- **EJERCICIO**
Copia sin ningún cambio el fragmento del texto sobre la espiritualidad que se abre con las palabras «Sin embargo, el» y se cierra con «conocer el mundo.».

- **TEXTO MOSTRADO**
Definitivamente algo está pasando y necesita ser investigado. Los escépticos toman nota. No podrán decir que la «espiritualidad» es el pasatiempo de los charlatanes o los defensores de la Tierra Plana o los prestidigitadores de la Ouija. De hecho, argumentaré que existe un vínculo convincente entre los tiempos posmodernos que habitamos y la explosión de interés en la espiritualidad. Nuestros tiempos son muy desalentadores. Las sombras de la revolución científica y la iluminación han crecido mucho. El materialismo no llena el pozo sin fondo del anhelo. La ortodoxia religiosa parece estar superada por los tiempos o demasiado involucrada en ellos. Y el ateísmo de Dawkins y los de su clase está tan destemplado y carente de profundidad que nos deja tambaleantes, esperando ver un jardín de rosas o una hermosa puesta de sol para corregir nuestro humor sombrío. Pero las dudosas certezas de los evangélicos ofrecen poco consuelo a cambio.
Mundos interpenetrados
La espiritualidad nos habla de otros mundos. A través de los tiempos, los creyentes en las Grandes Tradiciones del Judaísmo, el Cristianismo y el Islam han imaginado a Dios como el vivificador Invisible del universo. Como un gran Ser Espiritual, esta poderosa fuerza dio vida al mundo y lo anima con su continua presencia. La religión ofrece a la humanidad un receptáculo ritual, rutinario y localizado en el espacio y el tiempo, un lugar en el que se pueden alcanzar visiones de lo sagrado. Pero la religión a menudo termina encerrando lo espiritual, y el espíritu inquieto se liberó de su receptáculo a principios del siglo XVI, fragmentando la cristiandad y vagando salvajemente por el mundo desde entonces.
La actuación más bien desalentadora de las Iglesias a través de los tiempos sólo ha acentuado la desconfianza de la gente hacia la religión. El mundo postiluminación de los siglos XIX y XX indicaba de manera muy poderosa que las iglesias cristianas no podían detener el implacable mal que se desplegaba en el seno de la civilización de Lutero y Beethoven. Como Max Horkheimer una vez afirmó, tanto la razón como Dios fueron eclipsados en los hornos de Auschwitz.
Sin embargo, el eclipse del Dios que está presente en los que sufren no nos convirtió a todos en humanistas seculares. Nos fuimos en busca de formas de espiritualidad que nos permitieran celebrar el misterio de la vida que trasciende nuestro propio y limitado yo, y que nos proporcionara una «comunidad de búsqueda» para orientar nuestro camino en un mundo confuso. De hecho, el mundo parecía ser «posmoderno», en el sentido de que nuestro mundo era inefablemente pluralista y religiosamente multilingüe. Éramos cada vez más y más intensamente conscientes de que no sólo había que justificar las propias reivindicaciones religiosas ante otras comunidades de fe, sino que también había que vivir con esas comunidades en un mundo atento al poder de las ciencias naturales para fundamentar nuestra forma de conocer el mundo.

- **DATOS PROPORCIONADOS**
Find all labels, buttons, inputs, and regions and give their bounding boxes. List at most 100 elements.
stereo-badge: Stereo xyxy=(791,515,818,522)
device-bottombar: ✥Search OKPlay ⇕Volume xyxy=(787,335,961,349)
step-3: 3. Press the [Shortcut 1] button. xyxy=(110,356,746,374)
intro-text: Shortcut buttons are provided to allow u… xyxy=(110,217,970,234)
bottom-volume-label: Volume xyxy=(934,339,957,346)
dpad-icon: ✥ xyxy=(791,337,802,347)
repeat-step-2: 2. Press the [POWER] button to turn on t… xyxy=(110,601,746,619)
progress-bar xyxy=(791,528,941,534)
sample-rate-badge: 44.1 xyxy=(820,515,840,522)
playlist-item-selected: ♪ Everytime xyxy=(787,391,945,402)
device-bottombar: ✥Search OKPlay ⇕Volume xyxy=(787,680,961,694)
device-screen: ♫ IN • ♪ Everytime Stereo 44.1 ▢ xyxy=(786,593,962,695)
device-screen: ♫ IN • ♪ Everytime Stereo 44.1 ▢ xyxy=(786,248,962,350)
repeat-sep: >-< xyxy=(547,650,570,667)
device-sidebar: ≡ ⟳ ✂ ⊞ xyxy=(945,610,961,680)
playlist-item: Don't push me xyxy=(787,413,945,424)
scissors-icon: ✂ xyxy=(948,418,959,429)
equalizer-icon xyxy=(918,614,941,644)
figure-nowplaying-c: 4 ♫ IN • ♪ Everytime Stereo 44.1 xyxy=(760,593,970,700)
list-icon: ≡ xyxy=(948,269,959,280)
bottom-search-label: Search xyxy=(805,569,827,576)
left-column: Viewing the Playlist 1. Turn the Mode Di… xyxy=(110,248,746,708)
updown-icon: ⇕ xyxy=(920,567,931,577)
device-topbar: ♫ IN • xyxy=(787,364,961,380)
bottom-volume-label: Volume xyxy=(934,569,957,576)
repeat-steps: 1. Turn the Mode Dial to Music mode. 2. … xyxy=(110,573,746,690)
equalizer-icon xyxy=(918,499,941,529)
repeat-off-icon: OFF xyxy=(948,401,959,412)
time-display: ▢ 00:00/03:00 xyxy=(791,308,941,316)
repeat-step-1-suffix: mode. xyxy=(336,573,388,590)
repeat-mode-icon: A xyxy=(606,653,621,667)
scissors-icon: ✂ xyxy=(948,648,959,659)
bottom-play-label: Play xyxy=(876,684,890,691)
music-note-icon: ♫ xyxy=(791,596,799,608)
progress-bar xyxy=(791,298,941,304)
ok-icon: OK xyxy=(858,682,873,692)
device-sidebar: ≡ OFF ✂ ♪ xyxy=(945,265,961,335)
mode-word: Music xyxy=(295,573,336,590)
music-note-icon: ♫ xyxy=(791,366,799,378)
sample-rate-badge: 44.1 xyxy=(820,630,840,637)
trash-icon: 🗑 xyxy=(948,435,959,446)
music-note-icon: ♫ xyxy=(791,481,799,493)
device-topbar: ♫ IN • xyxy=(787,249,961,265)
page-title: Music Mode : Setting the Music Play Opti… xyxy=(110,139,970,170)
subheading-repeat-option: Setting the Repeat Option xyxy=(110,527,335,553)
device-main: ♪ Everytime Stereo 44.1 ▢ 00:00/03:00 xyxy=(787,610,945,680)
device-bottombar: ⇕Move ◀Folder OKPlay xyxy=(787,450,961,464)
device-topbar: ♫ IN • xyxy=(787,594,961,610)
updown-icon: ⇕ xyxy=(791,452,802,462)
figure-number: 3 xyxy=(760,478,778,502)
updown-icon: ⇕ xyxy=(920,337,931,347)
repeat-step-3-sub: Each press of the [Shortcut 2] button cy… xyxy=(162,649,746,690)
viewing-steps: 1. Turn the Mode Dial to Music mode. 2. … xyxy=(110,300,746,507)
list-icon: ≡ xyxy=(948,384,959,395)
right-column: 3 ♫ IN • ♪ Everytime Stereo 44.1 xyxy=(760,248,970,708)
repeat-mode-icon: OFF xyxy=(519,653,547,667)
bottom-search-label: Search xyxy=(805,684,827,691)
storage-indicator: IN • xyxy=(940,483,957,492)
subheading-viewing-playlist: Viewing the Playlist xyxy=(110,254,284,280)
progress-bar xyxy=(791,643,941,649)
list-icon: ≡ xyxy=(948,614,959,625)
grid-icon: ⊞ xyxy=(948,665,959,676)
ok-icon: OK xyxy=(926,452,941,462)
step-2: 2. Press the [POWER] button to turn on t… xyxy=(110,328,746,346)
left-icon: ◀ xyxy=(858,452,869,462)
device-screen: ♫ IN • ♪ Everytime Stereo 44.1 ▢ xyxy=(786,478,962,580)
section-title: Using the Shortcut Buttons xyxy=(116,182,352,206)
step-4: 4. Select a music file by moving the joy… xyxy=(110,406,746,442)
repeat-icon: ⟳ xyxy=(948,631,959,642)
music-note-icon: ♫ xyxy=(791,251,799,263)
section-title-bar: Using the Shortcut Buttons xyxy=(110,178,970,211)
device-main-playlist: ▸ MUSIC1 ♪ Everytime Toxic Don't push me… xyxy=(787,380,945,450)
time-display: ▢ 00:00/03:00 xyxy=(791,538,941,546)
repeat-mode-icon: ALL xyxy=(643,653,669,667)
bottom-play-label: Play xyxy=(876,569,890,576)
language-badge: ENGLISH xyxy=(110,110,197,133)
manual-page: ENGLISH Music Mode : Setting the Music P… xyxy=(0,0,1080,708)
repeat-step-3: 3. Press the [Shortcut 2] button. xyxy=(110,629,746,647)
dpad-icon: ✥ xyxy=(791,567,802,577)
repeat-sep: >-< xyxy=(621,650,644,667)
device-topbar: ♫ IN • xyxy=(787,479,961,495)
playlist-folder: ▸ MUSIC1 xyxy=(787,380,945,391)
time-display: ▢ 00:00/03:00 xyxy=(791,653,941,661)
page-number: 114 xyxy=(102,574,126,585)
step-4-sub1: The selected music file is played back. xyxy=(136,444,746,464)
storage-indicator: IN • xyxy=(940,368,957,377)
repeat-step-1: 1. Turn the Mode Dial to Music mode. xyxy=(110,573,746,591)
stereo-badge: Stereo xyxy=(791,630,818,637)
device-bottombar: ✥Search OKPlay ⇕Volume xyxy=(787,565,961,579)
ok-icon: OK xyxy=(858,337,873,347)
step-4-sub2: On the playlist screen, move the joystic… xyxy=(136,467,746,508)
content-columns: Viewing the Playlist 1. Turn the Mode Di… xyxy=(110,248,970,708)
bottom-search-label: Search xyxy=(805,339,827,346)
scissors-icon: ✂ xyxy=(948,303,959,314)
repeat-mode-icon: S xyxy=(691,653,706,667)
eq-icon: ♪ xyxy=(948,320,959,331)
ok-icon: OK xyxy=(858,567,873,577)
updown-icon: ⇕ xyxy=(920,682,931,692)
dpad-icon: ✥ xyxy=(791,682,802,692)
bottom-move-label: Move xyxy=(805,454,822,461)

- **RESPUESTA**
Sin embargo, el eclipse del Dios que está presente en los que sufren no nos convirtió a todos en humanistas seculares. Nos fuimos en busca de formas de espiritualidad que nos permitieran celebrar el misterio de la vida que trasciende nuestro propio y limitado yo, y que nos proporcionara una «comunidad de búsqueda» para orientar nuestro camino en un mundo confuso. De hecho, el mundo parecía ser «posmoderno», en el sentido de que nuestro mundo era inefablemente pluralista y religiosamente multilingüe. Éramos cada vez más y más intensamente conscientes de que no sólo había que justificar las propias reivindicaciones religiosas ante otras comunidades de fe, sino que también había que vivir con esas comunidades en un mundo atento al poder de las ciencias naturales para fundamentar nuestra forma de conocer el mundo.